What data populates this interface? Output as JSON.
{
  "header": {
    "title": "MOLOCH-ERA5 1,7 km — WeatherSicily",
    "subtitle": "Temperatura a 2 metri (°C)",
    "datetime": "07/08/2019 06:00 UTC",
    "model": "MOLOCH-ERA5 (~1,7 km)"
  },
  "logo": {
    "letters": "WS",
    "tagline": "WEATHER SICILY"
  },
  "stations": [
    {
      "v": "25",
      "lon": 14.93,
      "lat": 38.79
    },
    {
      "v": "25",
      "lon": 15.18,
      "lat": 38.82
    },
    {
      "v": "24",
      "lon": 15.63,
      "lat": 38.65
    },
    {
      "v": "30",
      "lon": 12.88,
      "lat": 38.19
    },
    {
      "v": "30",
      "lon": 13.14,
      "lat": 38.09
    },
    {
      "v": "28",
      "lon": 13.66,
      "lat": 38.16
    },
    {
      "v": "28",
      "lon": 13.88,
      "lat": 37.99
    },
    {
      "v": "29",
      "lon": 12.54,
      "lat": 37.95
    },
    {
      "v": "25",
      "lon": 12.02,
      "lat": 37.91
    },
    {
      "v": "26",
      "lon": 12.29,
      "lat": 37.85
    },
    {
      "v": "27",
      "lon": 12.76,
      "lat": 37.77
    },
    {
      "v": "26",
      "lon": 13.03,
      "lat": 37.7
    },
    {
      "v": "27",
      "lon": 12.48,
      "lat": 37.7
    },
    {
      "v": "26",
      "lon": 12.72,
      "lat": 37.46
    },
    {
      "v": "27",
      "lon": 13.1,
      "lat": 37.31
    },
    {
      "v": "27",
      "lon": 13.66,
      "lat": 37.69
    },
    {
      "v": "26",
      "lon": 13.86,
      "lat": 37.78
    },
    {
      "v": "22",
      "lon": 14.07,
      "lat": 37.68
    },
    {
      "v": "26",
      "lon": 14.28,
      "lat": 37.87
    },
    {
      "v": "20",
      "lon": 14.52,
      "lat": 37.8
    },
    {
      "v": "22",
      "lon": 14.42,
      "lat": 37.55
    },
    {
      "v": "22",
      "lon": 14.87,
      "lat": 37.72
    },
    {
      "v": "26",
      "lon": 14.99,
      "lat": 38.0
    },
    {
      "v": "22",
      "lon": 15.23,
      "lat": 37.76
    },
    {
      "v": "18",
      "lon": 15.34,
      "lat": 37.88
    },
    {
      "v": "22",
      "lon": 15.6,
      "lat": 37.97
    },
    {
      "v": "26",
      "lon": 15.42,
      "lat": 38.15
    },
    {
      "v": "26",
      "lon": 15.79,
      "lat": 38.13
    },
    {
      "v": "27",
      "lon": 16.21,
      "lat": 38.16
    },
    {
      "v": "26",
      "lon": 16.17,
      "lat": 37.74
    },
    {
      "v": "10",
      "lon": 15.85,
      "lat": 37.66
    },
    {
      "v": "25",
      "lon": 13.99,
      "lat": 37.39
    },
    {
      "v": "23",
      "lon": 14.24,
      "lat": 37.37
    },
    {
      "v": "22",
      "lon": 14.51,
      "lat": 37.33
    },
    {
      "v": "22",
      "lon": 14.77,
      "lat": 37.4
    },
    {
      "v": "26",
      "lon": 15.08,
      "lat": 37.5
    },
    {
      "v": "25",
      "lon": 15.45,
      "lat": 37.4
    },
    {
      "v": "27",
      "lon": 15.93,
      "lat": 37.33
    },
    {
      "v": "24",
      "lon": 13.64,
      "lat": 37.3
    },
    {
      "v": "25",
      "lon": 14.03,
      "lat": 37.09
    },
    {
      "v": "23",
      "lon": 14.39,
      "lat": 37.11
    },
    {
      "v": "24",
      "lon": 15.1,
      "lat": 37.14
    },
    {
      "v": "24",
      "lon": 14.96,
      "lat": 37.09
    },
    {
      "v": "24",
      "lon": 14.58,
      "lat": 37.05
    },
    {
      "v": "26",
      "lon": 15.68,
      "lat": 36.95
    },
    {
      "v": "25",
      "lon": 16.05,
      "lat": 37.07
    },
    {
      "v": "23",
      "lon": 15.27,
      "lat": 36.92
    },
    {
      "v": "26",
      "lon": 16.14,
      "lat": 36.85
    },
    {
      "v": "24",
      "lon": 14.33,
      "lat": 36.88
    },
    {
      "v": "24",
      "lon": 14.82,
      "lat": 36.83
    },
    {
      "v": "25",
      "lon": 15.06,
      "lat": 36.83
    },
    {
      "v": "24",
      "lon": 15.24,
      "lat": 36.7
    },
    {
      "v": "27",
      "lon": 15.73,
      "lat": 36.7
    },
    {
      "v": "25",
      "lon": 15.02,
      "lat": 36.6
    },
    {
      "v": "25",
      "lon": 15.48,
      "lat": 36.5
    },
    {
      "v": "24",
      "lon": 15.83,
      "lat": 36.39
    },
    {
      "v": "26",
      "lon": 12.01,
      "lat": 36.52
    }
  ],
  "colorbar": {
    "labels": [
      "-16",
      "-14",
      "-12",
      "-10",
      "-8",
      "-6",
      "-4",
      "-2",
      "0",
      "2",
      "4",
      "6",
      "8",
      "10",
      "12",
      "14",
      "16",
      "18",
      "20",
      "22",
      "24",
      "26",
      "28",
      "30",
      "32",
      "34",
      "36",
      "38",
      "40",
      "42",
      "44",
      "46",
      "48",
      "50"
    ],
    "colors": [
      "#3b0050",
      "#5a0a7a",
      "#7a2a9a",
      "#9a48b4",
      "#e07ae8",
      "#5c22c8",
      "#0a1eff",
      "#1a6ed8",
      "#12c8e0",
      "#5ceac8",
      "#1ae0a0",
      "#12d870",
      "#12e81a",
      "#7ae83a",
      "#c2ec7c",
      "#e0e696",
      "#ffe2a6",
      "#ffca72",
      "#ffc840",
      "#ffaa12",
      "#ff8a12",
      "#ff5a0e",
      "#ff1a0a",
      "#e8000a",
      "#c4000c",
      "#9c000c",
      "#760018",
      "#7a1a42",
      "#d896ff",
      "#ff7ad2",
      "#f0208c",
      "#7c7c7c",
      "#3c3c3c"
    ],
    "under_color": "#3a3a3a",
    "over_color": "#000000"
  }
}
========================================================================
Written problem: Copy out each record from above, exactly.

Answer for this exercise:
What data populates this interface? Output as JSON.
{
  "header": {
    "title": "MOLOCH-ERA5 1,7 km — WeatherSicily",
    "subtitle": "Temperatura a 2 metri (°C)",
    "datetime": "07/08/2019 06:00 UTC",
    "model": "MOLOCH-ERA5 (~1,7 km)"
  },
  "logo": {
    "letters": "WS",
    "tagline": "WEATHER SICILY"
  },
  "stations": [
    {
      "v": "25",
      "lon": 14.93,
      "lat": 38.79
    },
    {
      "v": "25",
      "lon": 15.18,
      "lat": 38.82
    },
    {
      "v": "24",
      "lon": 15.63,
      "lat": 38.65
    },
    {
      "v": "30",
      "lon": 12.88,
      "lat": 38.19
    },
    {
      "v": "30",
      "lon": 13.14,
      "lat": 38.09
    },
    {
      "v": "28",
      "lon": 13.66,
      "lat": 38.16
    },
    {
      "v": "28",
      "lon": 13.88,
      "lat": 37.99
    },
    {
      "v": "29",
      "lon": 12.54,
      "lat": 37.95
    },
    {
      "v": "25",
      "lon": 12.02,
      "lat": 37.91
    },
    {
      "v": "26",
      "lon": 12.29,
      "lat": 37.85
    },
    {
      "v": "27",
      "lon": 12.76,
      "lat": 37.77
    },
    {
      "v": "26",
      "lon": 13.03,
      "lat": 37.7
    },
    {
      "v": "27",
      "lon": 12.48,
      "lat": 37.7
    },
    {
      "v": "26",
      "lon": 12.72,
      "lat": 37.46
    },
    {
      "v": "27",
      "lon": 13.1,
      "lat": 37.31
    },
    {
      "v": "27",
      "lon": 13.66,
      "lat": 37.69
    },
    {
      "v": "26",
      "lon": 13.86,
      "lat": 37.78
    },
    {
      "v": "22",
      "lon": 14.07,
      "lat": 37.68
    },
    {
      "v": "26",
      "lon": 14.28,
      "lat": 37.87
    },
    {
      "v": "20",
      "lon": 14.52,
      "lat": 37.8
    },
    {
      "v": "22",
      "lon": 14.42,
      "lat": 37.55
    },
    {
      "v": "22",
      "lon": 14.87,
      "lat": 37.72
    },
    {
      "v": "26",
      "lon": 14.99,
      "lat": 38.0
    },
    {
      "v": "22",
      "lon": 15.23,
      "lat": 37.76
    },
    {
      "v": "18",
      "lon": 15.34,
      "lat": 37.88
    },
    {
      "v": "22",
      "lon": 15.6,
      "lat": 37.97
    },
    {
      "v": "26",
      "lon": 15.42,
      "lat": 38.15
    },
    {
      "v": "26",
      "lon": 15.79,
      "lat": 38.13
    },
    {
      "v": "27",
      "lon": 16.21,
      "lat": 38.16
    },
    {
      "v": "26",
      "lon": 16.17,
      "lat": 37.74
    },
    {
      "v": "10",
      "lon": 15.85,
      "lat": 37.66
    },
    {
      "v": "25",
      "lon": 13.99,
      "lat": 37.39
    },
    {
      "v": "23",
      "lon": 14.24,
      "lat": 37.37
    },
    {
      "v": "22",
      "lon": 14.51,
      "lat": 37.33
    },
    {
      "v": "22",
      "lon": 14.77,
      "lat": 37.4
    },
    {
      "v": "26",
      "lon": 15.08,
      "lat": 37.5
    },
    {
      "v": "25",
      "lon": 15.45,
      "lat": 37.4
    },
    {
      "v": "27",
      "lon": 15.93,
      "lat": 37.33
    },
    {
      "v": "24",
      "lon": 13.64,
      "lat": 37.3
    },
    {
      "v": "25",
      "lon": 14.03,
      "lat": 37.09
    },
    {
      "v": "23",
      "lon": 14.39,
      "lat": 37.11
    },
    {
      "v": "24",
      "lon": 15.1,
      "lat": 37.14
    },
    {
      "v": "24",
      "lon": 14.96,
      "lat": 37.09
    },
    {
      "v": "24",
      "lon": 14.58,
      "lat": 37.05
    },
    {
      "v": "26",
      "lon": 15.68,
      "lat": 36.95
    },
    {
      "v": "25",
      "lon": 16.05,
      "lat": 37.07
    },
    {
      "v": "23",
      "lon": 15.27,
      "lat": 36.92
    },
    {
      "v": "26",
      "lon": 16.14,
      "lat": 36.85
    },
    {
      "v": "24",
      "lon": 14.33,
      "lat": 36.88
    },
    {
      "v": "24",
      "lon": 14.82,
      "lat": 36.83
    },
    {
      "v": "25",
      "lon": 15.06,
      "lat": 36.83
    },
    {
      "v": "24",
      "lon": 15.24,
      "lat": 36.7
    },
    {
      "v": "27",
      "lon": 15.73,
      "lat": 36.7
    },
    {
      "v": "25",
      "lon": 15.02,
      "lat": 36.6
    },
    {
      "v": "25",
      "lon": 15.48,
      "lat": 36.5
    },
    {
      "v": "24",
      "lon": 15.83,
      "lat": 36.39
    },
    {
      "v": "26",
      "lon": 12.01,
      "lat": 36.52
    }
  ],
  "colorbar": {
    "labels": [
      "-16",
      "-14",
      "-12",
      "-10",
      "-8",
      "-6",
      "-4",
      "-2",
      "0",
      "2",
      "4",
      "6",
      "8",
      "10",
      "12",
      "14",
      "16",
      "18",
      "20",
      "22",
      "24",
      "26",
      "28",
      "30",
      "32",
      "34",
      "36",
      "38",
      "40",
      "42",
      "44",
      "46",
      "48",
      "50"
    ],
    "colors": [
      "#3b0050",
      "#5a0a7a",
      "#7a2a9a",
      "#9a48b4",
      "#e07ae8",
      "#5c22c8",
      "#0a1eff",
      "#1a6ed8",
      "#12c8e0",
      "#5ceac8",
      "#1ae0a0",
      "#12d870",
      "#12e81a",
      "#7ae83a",
      "#c2ec7c",
      "#e0e696",
      "#ffe2a6",
      "#ffca72",
      "#ffc840",
      "#ffaa12",
      "#ff8a12",
      "#ff5a0e",
      "#ff1a0a",
      "#e8000a",
      "#c4000c",
      "#9c000c",
      "#760018",
      "#7a1a42",
      "#d896ff",
      "#ff7ad2",
      "#f0208c",
      "#7c7c7c",
      "#3c3c3c"
    ],
    "under_color": "#3a3a3a",
    "over_color": "#000000"
  }
}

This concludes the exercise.